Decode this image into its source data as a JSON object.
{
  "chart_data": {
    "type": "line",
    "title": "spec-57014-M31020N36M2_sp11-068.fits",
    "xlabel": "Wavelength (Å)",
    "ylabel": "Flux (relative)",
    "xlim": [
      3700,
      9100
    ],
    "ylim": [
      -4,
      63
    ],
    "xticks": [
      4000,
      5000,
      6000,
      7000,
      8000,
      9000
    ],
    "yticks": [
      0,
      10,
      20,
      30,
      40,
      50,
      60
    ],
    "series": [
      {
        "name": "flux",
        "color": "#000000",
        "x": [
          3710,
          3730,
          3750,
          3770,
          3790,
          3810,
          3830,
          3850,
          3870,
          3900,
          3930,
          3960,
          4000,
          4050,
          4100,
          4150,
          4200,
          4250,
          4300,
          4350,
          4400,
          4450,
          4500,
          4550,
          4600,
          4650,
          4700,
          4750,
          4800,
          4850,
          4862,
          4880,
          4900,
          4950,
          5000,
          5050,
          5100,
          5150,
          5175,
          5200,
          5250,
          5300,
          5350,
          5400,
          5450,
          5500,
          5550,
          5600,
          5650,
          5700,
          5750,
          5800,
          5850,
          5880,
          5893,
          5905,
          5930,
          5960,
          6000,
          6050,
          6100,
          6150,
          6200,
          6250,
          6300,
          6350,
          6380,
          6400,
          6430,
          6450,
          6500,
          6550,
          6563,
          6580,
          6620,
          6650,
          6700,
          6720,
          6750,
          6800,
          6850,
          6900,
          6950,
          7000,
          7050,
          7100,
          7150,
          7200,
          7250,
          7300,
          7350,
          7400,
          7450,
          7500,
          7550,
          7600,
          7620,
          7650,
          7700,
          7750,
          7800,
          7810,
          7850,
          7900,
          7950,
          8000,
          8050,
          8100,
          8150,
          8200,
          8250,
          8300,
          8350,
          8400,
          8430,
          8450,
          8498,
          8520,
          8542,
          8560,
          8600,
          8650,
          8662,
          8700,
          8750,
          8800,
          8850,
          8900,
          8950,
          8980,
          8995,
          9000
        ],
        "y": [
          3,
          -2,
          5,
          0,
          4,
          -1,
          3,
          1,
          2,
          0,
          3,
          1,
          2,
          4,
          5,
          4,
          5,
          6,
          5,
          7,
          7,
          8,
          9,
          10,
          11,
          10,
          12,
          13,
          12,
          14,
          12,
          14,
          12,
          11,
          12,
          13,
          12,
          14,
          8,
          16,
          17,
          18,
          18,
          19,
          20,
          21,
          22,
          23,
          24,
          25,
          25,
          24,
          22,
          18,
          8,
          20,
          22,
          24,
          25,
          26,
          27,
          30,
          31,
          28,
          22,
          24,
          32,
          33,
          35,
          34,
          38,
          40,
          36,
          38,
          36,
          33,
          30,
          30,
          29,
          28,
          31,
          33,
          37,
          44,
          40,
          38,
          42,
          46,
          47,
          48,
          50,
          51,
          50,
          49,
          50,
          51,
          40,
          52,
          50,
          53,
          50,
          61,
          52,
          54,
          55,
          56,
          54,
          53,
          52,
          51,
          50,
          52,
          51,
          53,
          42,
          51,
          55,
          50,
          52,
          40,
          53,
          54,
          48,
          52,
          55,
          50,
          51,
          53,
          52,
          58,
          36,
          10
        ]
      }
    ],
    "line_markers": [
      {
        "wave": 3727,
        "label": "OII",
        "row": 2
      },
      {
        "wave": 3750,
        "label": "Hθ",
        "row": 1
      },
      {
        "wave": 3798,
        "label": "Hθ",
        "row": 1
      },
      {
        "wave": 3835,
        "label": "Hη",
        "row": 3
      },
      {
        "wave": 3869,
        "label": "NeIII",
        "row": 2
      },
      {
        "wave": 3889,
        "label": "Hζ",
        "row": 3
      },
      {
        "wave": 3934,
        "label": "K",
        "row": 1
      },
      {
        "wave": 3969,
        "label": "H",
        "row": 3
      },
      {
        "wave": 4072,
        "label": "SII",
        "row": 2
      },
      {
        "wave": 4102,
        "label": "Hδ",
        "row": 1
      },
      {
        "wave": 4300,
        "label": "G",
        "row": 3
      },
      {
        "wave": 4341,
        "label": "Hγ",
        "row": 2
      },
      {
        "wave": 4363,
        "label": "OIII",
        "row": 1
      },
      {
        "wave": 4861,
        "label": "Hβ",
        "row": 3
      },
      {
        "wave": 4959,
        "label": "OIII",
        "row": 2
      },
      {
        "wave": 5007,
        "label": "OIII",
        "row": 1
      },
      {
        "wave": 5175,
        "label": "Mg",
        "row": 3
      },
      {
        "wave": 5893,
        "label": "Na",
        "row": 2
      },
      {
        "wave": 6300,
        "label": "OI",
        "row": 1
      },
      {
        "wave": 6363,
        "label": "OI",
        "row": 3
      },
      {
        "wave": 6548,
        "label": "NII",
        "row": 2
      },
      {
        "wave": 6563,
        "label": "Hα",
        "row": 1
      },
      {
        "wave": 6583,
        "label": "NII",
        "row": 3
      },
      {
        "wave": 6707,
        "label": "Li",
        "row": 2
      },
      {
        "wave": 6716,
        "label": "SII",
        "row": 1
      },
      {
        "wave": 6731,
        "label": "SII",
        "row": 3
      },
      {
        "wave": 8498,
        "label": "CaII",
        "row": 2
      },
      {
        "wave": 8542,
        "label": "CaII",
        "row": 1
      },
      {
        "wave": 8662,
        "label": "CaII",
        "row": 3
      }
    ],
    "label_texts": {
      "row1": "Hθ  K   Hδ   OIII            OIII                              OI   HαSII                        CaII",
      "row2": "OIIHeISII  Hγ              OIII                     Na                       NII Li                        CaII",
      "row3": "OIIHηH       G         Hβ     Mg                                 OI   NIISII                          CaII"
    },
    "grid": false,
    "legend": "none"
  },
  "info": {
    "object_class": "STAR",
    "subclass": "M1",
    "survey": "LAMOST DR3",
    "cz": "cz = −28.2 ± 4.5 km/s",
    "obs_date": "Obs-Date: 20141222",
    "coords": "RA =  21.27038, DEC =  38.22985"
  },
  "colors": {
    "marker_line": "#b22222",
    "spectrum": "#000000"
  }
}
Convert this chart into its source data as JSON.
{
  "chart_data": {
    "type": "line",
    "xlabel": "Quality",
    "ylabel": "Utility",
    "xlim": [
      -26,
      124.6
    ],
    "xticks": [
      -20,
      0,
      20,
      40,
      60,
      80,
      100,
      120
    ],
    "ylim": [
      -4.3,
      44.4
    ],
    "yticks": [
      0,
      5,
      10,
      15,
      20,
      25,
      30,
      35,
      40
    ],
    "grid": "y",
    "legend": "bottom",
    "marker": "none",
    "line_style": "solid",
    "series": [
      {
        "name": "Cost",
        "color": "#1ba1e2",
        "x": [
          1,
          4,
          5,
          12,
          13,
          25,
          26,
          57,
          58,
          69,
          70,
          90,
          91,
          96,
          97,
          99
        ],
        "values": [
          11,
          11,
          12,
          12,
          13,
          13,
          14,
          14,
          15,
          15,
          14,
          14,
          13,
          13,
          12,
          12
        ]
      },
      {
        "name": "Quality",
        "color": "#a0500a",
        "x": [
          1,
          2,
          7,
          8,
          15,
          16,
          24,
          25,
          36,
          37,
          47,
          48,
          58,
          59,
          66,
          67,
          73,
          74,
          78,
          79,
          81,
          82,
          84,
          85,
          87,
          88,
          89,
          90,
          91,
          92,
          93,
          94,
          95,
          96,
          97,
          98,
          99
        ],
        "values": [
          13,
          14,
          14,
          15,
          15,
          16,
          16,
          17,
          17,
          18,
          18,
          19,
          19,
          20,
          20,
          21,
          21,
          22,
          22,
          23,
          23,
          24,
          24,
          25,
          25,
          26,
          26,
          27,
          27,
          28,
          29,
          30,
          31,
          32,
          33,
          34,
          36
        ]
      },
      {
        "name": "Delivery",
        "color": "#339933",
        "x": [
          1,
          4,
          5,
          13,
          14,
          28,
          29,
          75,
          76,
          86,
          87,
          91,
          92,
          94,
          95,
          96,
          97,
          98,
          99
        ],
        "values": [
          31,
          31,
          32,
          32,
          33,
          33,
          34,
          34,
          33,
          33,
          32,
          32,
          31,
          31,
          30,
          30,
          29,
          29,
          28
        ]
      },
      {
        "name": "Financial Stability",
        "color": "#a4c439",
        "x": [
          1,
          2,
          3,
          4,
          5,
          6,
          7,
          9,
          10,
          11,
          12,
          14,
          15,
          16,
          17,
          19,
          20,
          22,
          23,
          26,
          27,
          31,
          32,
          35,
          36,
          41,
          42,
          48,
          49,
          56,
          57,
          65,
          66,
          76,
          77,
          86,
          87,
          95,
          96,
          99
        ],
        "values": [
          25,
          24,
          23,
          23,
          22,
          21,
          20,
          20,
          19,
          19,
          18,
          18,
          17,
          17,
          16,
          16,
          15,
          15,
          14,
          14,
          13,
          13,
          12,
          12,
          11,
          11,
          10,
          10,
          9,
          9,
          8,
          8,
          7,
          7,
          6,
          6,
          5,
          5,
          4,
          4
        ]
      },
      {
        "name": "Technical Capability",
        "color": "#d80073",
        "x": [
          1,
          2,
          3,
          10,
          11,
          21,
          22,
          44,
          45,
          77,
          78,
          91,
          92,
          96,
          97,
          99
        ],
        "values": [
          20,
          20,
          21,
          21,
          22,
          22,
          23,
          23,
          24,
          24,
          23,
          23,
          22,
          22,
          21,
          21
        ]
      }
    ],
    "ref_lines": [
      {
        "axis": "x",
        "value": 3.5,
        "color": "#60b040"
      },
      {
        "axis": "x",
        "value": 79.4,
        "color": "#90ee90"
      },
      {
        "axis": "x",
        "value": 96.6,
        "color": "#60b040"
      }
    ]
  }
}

^^^^

— Your task —
Each line that holds the word "this" should be extracted from the records.

— Written answer —
Decode this image into its source data as a JSON object.
Convert this chart into its source data as JSON.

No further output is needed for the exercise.